Saved entries:
+ + + + +

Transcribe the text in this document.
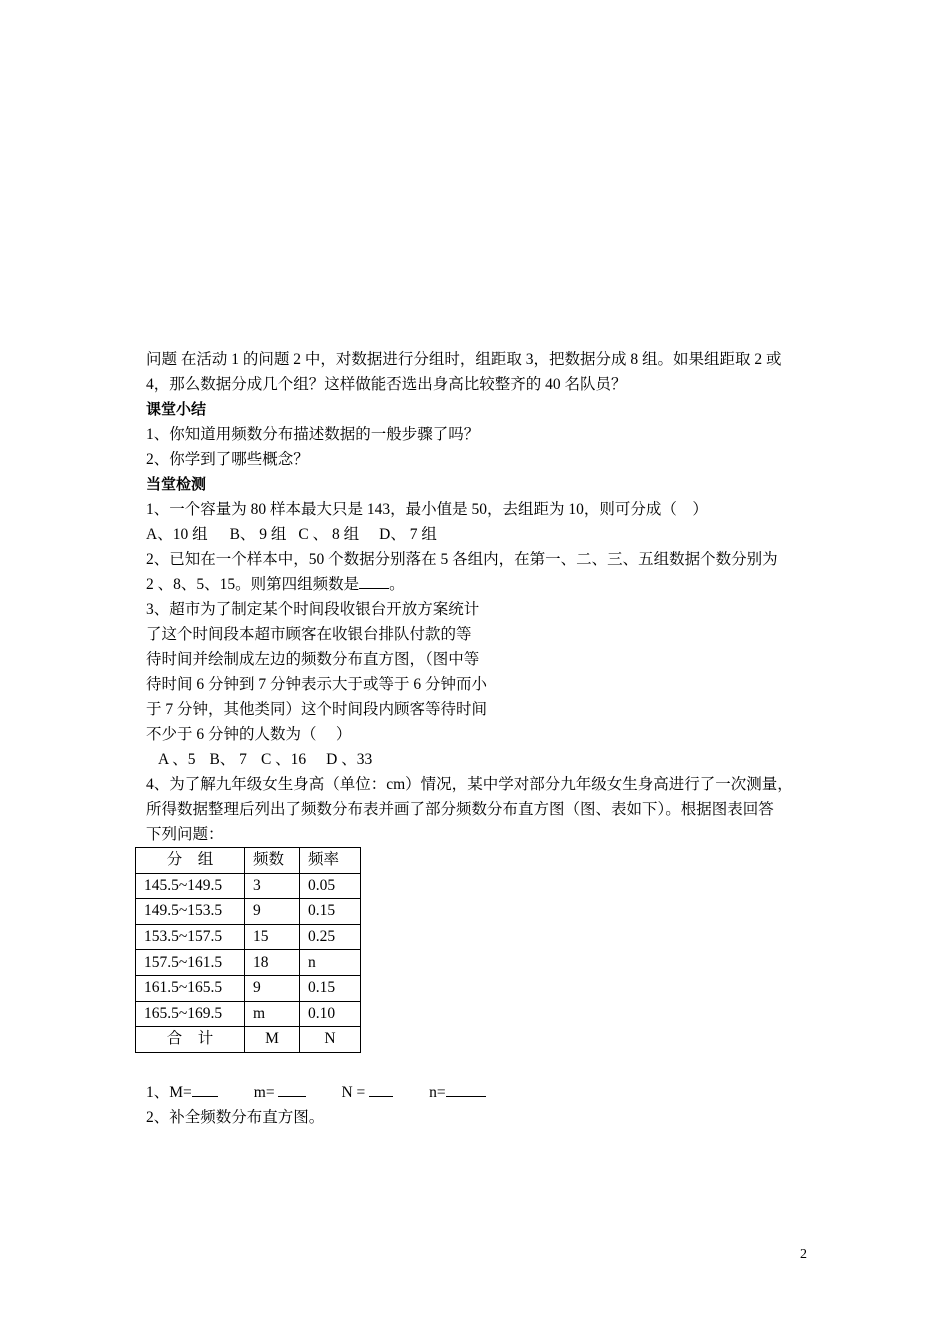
问题 在活动 1 的问题 2 中，对数据进行分组时，组距取 3，把数据分成 8 组。如果组距取 2 或
4，那么数据分成几个组？这样做能否选出身高比较整齐的 40 名队员？
课堂小结
1、你知道用频数分布描述数据的一般步骤了吗？
2、你学到了哪些概念？
当堂检测
1、一个容量为 80 样本最大只是 143，最小值是 50，去组距为 10，则可分成（　）
A、10 组 B、 9 组 C 、 8 组 D、 7 组
2、已知在一个样本中，50 个数据分别落在 5 各组内，在第一、二、三、五组数据个数分别为
2 、8、5、15。则第四组频数是 。
3、超市为了制定某个时间段收银台开放方案统计
了这个时间段本超市顾客在收银台排队付款的等
待时间并绘制成左边的频数分布直方图，（图中等
待时间 6 分钟到 7 分钟表示大于或等于 6 分钟而小
于 7 分钟，其他类同）这个时间段内顾客等待时间
不少于 6 分钟的人数为（　 ）
A 、5 B、 7 C 、16 D 、33
4、为了解九年级女生身高（单位：cm）情况，某中学对部分九年级女生身高进行了一次测量，
所得数据整理后列出了频数分布表并画了部分频数分布直方图（图、表如下）。根据图表回答
下列问题：
分　组	频数	频率
145.5~149.5	3	0.05
149.5~153.5	9	0.15
153.5~157.5	15	0.25
157.5~161.5	18	n
161.5~165.5	9	0.15
165.5~169.5	m	0.10
合　计	M	N
1、M=	m=	N =	n=
2、补全频数分布直方图。
2
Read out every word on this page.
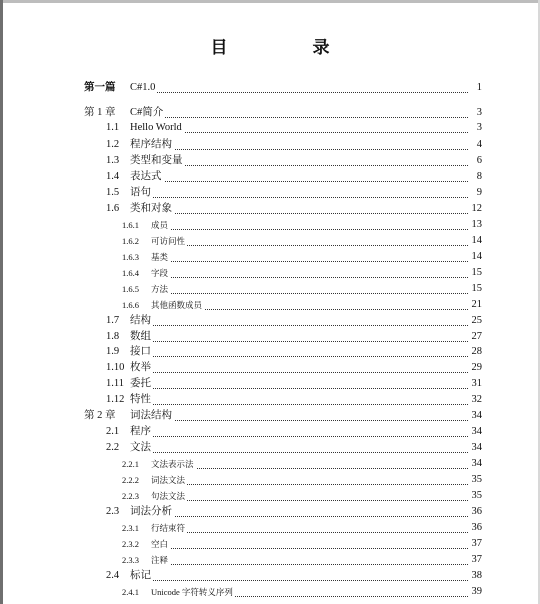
目　录
第一篇 C#1.0	1
第 1 章 C#简介	3
1.1 Hello World	3
1.2 程序结构	4
1.3 类型和变量	6
1.4 表达式	8
1.5 语句	9
1.6 类和对象	12
1.6.1 成员	13
1.6.2 可访问性	14
1.6.3 基类	14
1.6.4 字段	15
1.6.5 方法	15
1.6.6 其他函数成员	21
1.7 结构	25
1.8 数组	27
1.9 接口	28
1.10 枚举	29
1.11 委托	31
1.12 特性	32
第 2 章 词法结构	34
2.1 程序	34
2.2 文法	34
2.2.1 文法表示法	34
2.2.2 词法文法	35
2.2.3 句法文法	35
2.3 词法分析	36
2.3.1 行结束符	36
2.3.2 空白	37
2.3.3 注释	37
2.4 标记	38
2.4.1 Unicode 字符转义序列	39
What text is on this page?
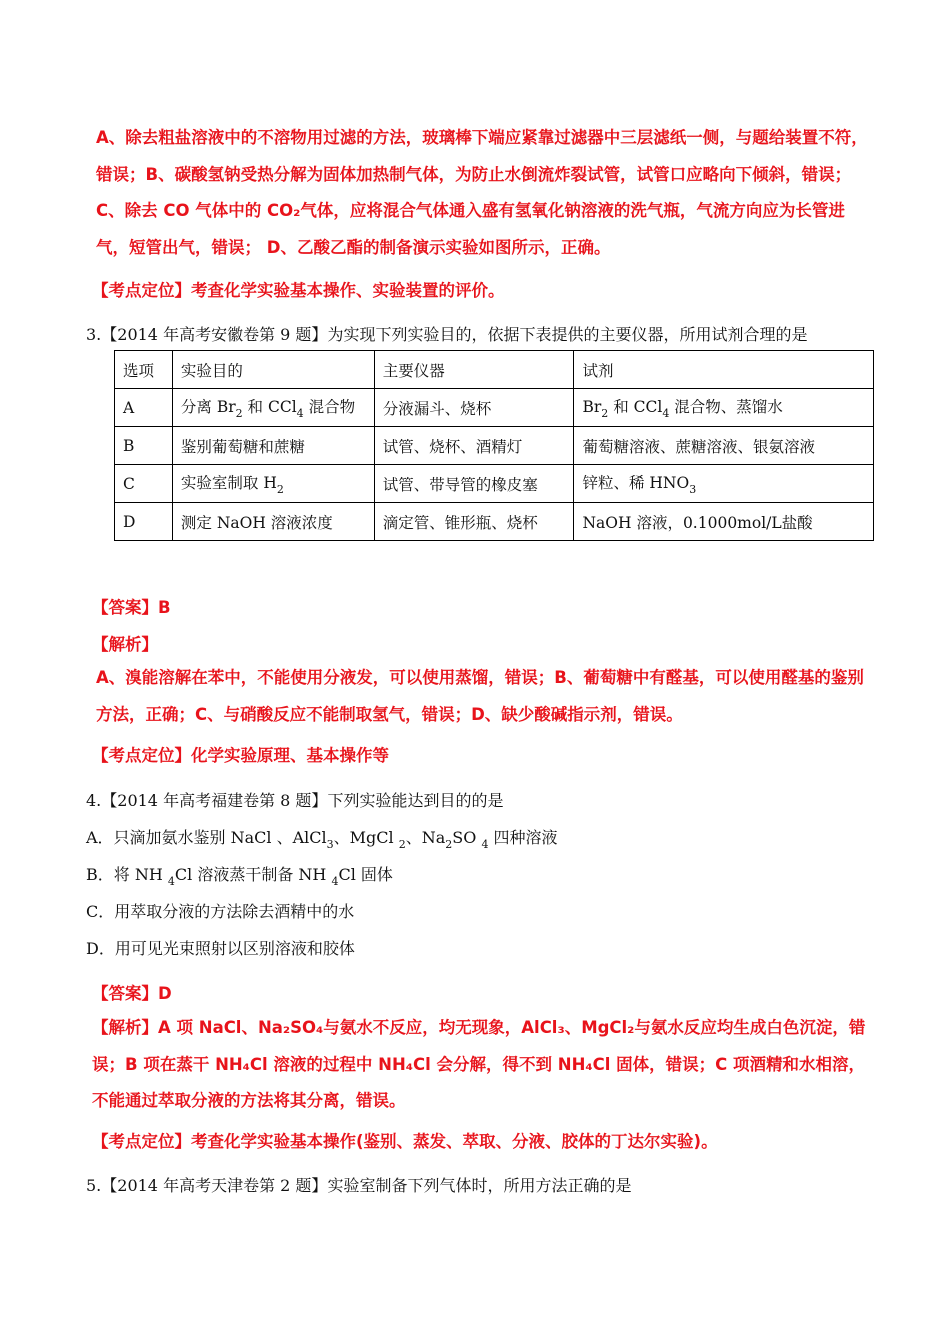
A、除去粗盐溶液中的不溶物用过滤的方法，玻璃棒下端应紧靠过滤器中三层滤纸一侧，与题给装置不符，错误；B、碳酸氢钠受热分解为固体加热制气体，为防止水倒流炸裂试管，试管口应略向下倾斜，错误；C、除去 CO 气体中的 CO₂气体，应将混合气体通入盛有氢氧化钠溶液的洗气瓶，气流方向应为长管进气，短管出气，错误； D、乙酸乙酯的制备演示实验如图所示，正确。
【考点定位】考查化学实验基本操作、实验装置的评价。
3.【2014 年高考安徽卷第 9 题】为实现下列实验目的，依据下表提供的主要仪器，所用试剂合理的是
选项	实验目的	主要仪器	试剂
A	分离 $Br_2$ 和 CCl$_4$ 混合物	分液漏斗、烧杯	$Br_2$ 和 CCl$_4$ 混合物、蒸馏水
B	鉴别葡萄糖和蔗糖	试管、烧杯、酒精灯	葡萄糖溶液、蔗糖溶液、银氨溶液
C	实验室制取 $H_2$	试管、带导管的橡皮塞	锌粒、稀 $HNO_3$
D	测定 NaOH 溶液浓度	滴定管、锥形瓶、烧杯	NaOH 溶液，0.1000mol/L盐酸
【答案】B
【解析】
A、溴能溶解在苯中，不能使用分液发，可以使用蒸馏，错误；B、葡萄糖中有醛基，可以使用醛基的鉴别方法，正确；C、与硝酸反应不能制取氢气，错误；D、缺少酸碱指示剂，错误。
【考点定位】化学实验原理、基本操作等
4.【2014 年高考福建卷第 8 题】下列实验能达到目的的是
A．只滴加氨水鉴别 NaCl 、AlCl$_3$、MgCl $_2$、$Na_2SO$ $_4$ 四种溶液
B．将 NH $_4$Cl 溶液蒸干制备 NH $_4$Cl 固体
C．用萃取分液的方法除去酒精中的水
D．用可见光束照射以区别溶液和胶体
【答案】D
【解析】A 项 NaCl、Na₂SO₄与氨水不反应，均无现象，AlCl₃、MgCl₂与氨水反应均生成白色沉淀，错误；B 项在蒸干 NH₄Cl 溶液的过程中 NH₄Cl 会分解，得不到 NH₄Cl 固体，错误；C 项酒精和水相溶，不能通过萃取分液的方法将其分离，错误。
【考点定位】考查化学实验基本操作(鉴别、蒸发、萃取、分液、胶体的丁达尔实验)。
5.【2014 年高考天津卷第 2 题】实验室制备下列气体时，所用方法正确的是
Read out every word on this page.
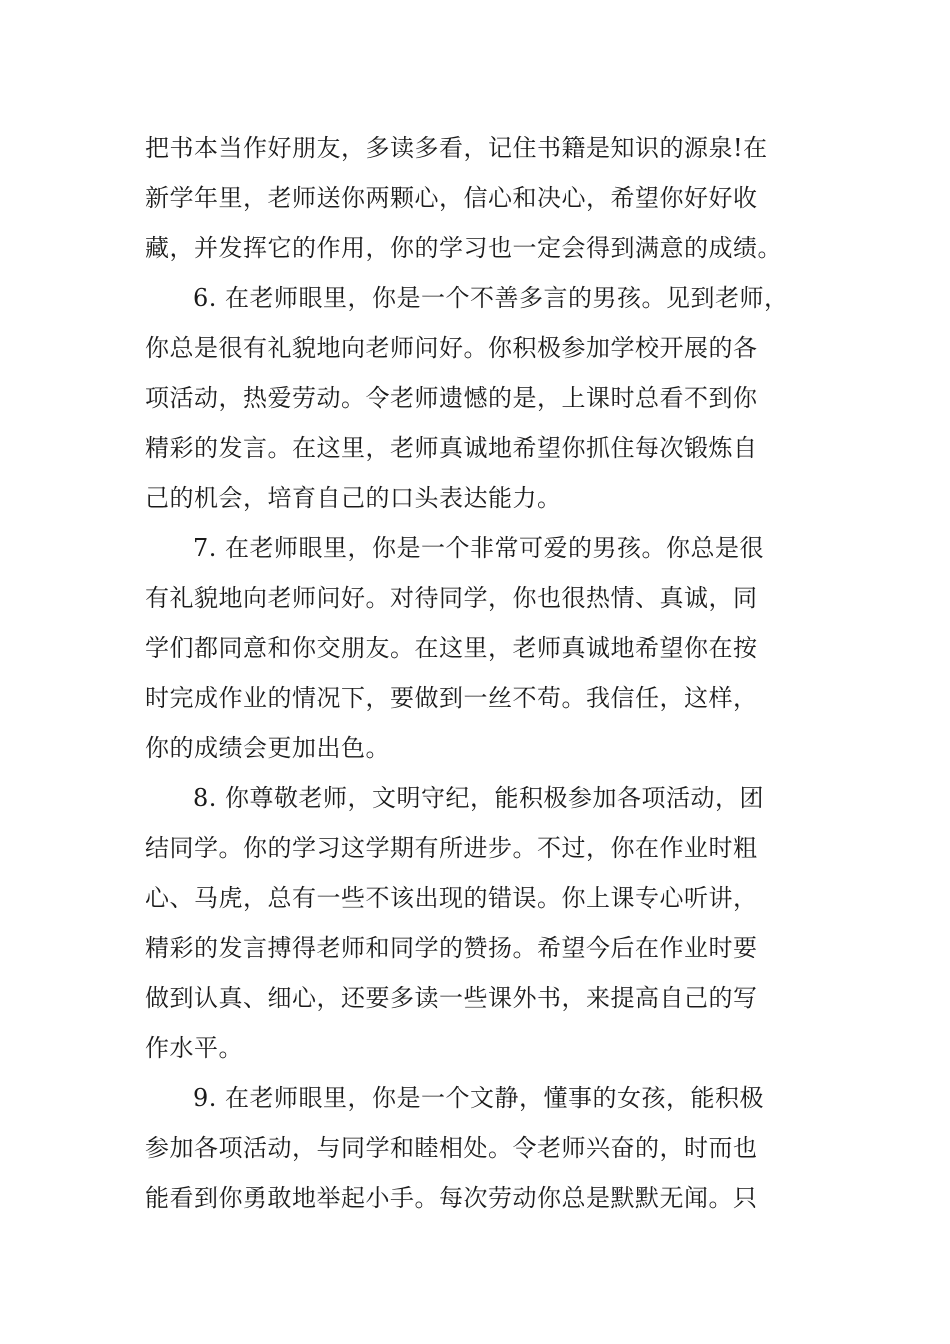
把书本当作好朋友，多读多看，记住书籍是知识的源泉!在
新学年里，老师送你两颗心，信心和决心，希望你好好收
藏，并发挥它的作用，你的学习也一定会得到满意的成绩。
6. 在老师眼里，你是一个不善多言的男孩。见到老师，
你总是很有礼貌地向老师问好。你积极参加学校开展的各
项活动，热爱劳动。令老师遗憾的是，上课时总看不到你
精彩的发言。在这里，老师真诚地希望你抓住每次锻炼自
己的机会，培育自己的口头表达能力。
7. 在老师眼里，你是一个非常可爱的男孩。你总是很
有礼貌地向老师问好。对待同学，你也很热情、真诚，同
学们都同意和你交朋友。在这里，老师真诚地希望你在按
时完成作业的情况下，要做到一丝不苟。我信任，这样，
你的成绩会更加出色。
8. 你尊敬老师，文明守纪，能积极参加各项活动，团
结同学。你的学习这学期有所进步。不过，你在作业时粗
心、马虎，总有一些不该出现的错误。你上课专心听讲，
精彩的发言搏得老师和同学的赞扬。希望今后在作业时要
做到认真、细心，还要多读一些课外书，来提高自己的写
作水平。
9. 在老师眼里，你是一个文静，懂事的女孩，能积极
参加各项活动，与同学和睦相处。令老师兴奋的，时而也
能看到你勇敢地举起小手。每次劳动你总是默默无闻。只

+ + + + +

Objective:
Reproduce the entries exactly. Do not carry over any picture.

Final result:
Transcribe the text in this document.
问题 在活动 1 的问题 2 中，对数据进行分组时，组距取 3，把数据分成 8 组。如果组距取 2 或
4，那么数据分成几个组？这样做能否选出身高比较整齐的 40 名队员？
课堂小结
1、你知道用频数分布描述数据的一般步骤了吗？
2、你学到了哪些概念？
当堂检测
1、一个容量为 80 样本最大只是 143，最小值是 50，去组距为 10，则可分成（　）
A、10 组 B、 9 组 C 、 8 组 D、 7 组
2、已知在一个样本中，50 个数据分别落在 5 各组内，在第一、二、三、五组数据个数分别为
2 、8、5、15。则第四组频数是 。
3、超市为了制定某个时间段收银台开放方案统计
了这个时间段本超市顾客在收银台排队付款的等
待时间并绘制成左边的频数分布直方图，（图中等
待时间 6 分钟到 7 分钟表示大于或等于 6 分钟而小
于 7 分钟，其他类同）这个时间段内顾客等待时间
不少于 6 分钟的人数为（　 ）
A 、5 B、 7 C 、16 D 、33
4、为了解九年级女生身高（单位：cm）情况，某中学对部分九年级女生身高进行了一次测量，
所得数据整理后列出了频数分布表并画了部分频数分布直方图（图、表如下）。根据图表回答
下列问题：
分　组	频数	频率
145.5~149.5	3	0.05
149.5~153.5	9	0.15
153.5~157.5	15	0.25
157.5~161.5	18	n
161.5~165.5	9	0.15
165.5~169.5	m	0.10
合　计	M	N
1、M=	m=	N =	n=
2、补全频数分布直方图。
2
Read out every word on this page.
目　录
第一篇 C#1.0	1
第 1 章 C#简介	3
1.1 Hello World	3
1.2 程序结构	4
1.3 类型和变量	6
1.4 表达式	8
1.5 语句	9
1.6 类和对象	12
1.6.1 成员	13
1.6.2 可访问性	14
1.6.3 基类	14
1.6.4 字段	15
1.6.5 方法	15
1.6.6 其他函数成员	21
1.7 结构	25
1.8 数组	27
1.9 接口	28
1.10 枚举	29
1.11 委托	31
1.12 特性	32
第 2 章 词法结构	34
2.1 程序	34
2.2 文法	34
2.2.1 文法表示法	34
2.2.2 词法文法	35
2.2.3 句法文法	35
2.3 词法分析	36
2.3.1 行结束符	36
2.3.2 空白	37
2.3.3 注释	37
2.4 标记	38
2.4.1 Unicode 字符转义序列	39
What text is on this page?
A、除去粗盐溶液中的不溶物用过滤的方法，玻璃棒下端应紧靠过滤器中三层滤纸一侧，与题给装置不符，错误；B、碳酸氢钠受热分解为固体加热制气体，为防止水倒流炸裂试管，试管口应略向下倾斜，错误；C、除去 CO 气体中的 CO₂气体，应将混合气体通入盛有氢氧化钠溶液的洗气瓶，气流方向应为长管进气，短管出气，错误； D、乙酸乙酯的制备演示实验如图所示，正确。
【考点定位】考查化学实验基本操作、实验装置的评价。
3.【2014 年高考安徽卷第 9 题】为实现下列实验目的，依据下表提供的主要仪器，所用试剂合理的是
选项	实验目的	主要仪器	试剂
A	分离 $Br_2$ 和 CCl$_4$ 混合物	分液漏斗、烧杯	$Br_2$ 和 CCl$_4$ 混合物、蒸馏水
B	鉴别葡萄糖和蔗糖	试管、烧杯、酒精灯	葡萄糖溶液、蔗糖溶液、银氨溶液
C	实验室制取 $H_2$	试管、带导管的橡皮塞	锌粒、稀 $HNO_3$
D	测定 NaOH 溶液浓度	滴定管、锥形瓶、烧杯	NaOH 溶液，0.1000mol/L盐酸
【答案】B
【解析】
A、溴能溶解在苯中，不能使用分液发，可以使用蒸馏，错误；B、葡萄糖中有醛基，可以使用醛基的鉴别方法，正确；C、与硝酸反应不能制取氢气，错误；D、缺少酸碱指示剂，错误。
【考点定位】化学实验原理、基本操作等
4.【2014 年高考福建卷第 8 题】下列实验能达到目的的是
A．只滴加氨水鉴别 NaCl 、AlCl$_3$、MgCl $_2$、$Na_2SO$ $_4$ 四种溶液
B．将 NH $_4$Cl 溶液蒸干制备 NH $_4$Cl 固体
C．用萃取分液的方法除去酒精中的水
D．用可见光束照射以区别溶液和胶体
【答案】D
【解析】A 项 NaCl、Na₂SO₄与氨水不反应，均无现象，AlCl₃、MgCl₂与氨水反应均生成白色沉淀，错误；B 项在蒸干 NH₄Cl 溶液的过程中 NH₄Cl 会分解，得不到 NH₄Cl 固体，错误；C 项酒精和水相溶，不能通过萃取分液的方法将其分离，错误。
【考点定位】考查化学实验基本操作(鉴别、蒸发、萃取、分液、胶体的丁达尔实验)。
5.【2014 年高考天津卷第 2 题】实验室制备下列气体时，所用方法正确的是
Read out every word on this page.
把书本当作好朋友，多读多看，记住书籍是知识的源泉!在
新学年里，老师送你两颗心，信心和决心，希望你好好收
藏，并发挥它的作用，你的学习也一定会得到满意的成绩。
6. 在老师眼里，你是一个不善多言的男孩。见到老师，
你总是很有礼貌地向老师问好。你积极参加学校开展的各
项活动，热爱劳动。令老师遗憾的是，上课时总看不到你
精彩的发言。在这里，老师真诚地希望你抓住每次锻炼自
己的机会，培育自己的口头表达能力。
7. 在老师眼里，你是一个非常可爱的男孩。你总是很
有礼貌地向老师问好。对待同学，你也很热情、真诚，同
学们都同意和你交朋友。在这里，老师真诚地希望你在按
时完成作业的情况下，要做到一丝不苟。我信任，这样，
你的成绩会更加出色。
8. 你尊敬老师，文明守纪，能积极参加各项活动，团
结同学。你的学习这学期有所进步。不过，你在作业时粗
心、马虎，总有一些不该出现的错误。你上课专心听讲，
精彩的发言搏得老师和同学的赞扬。希望今后在作业时要
做到认真、细心，还要多读一些课外书，来提高自己的写
作水平。
9. 在老师眼里，你是一个文静，懂事的女孩，能积极
参加各项活动，与同学和睦相处。令老师兴奋的，时而也
能看到你勇敢地举起小手。每次劳动你总是默默无闻。只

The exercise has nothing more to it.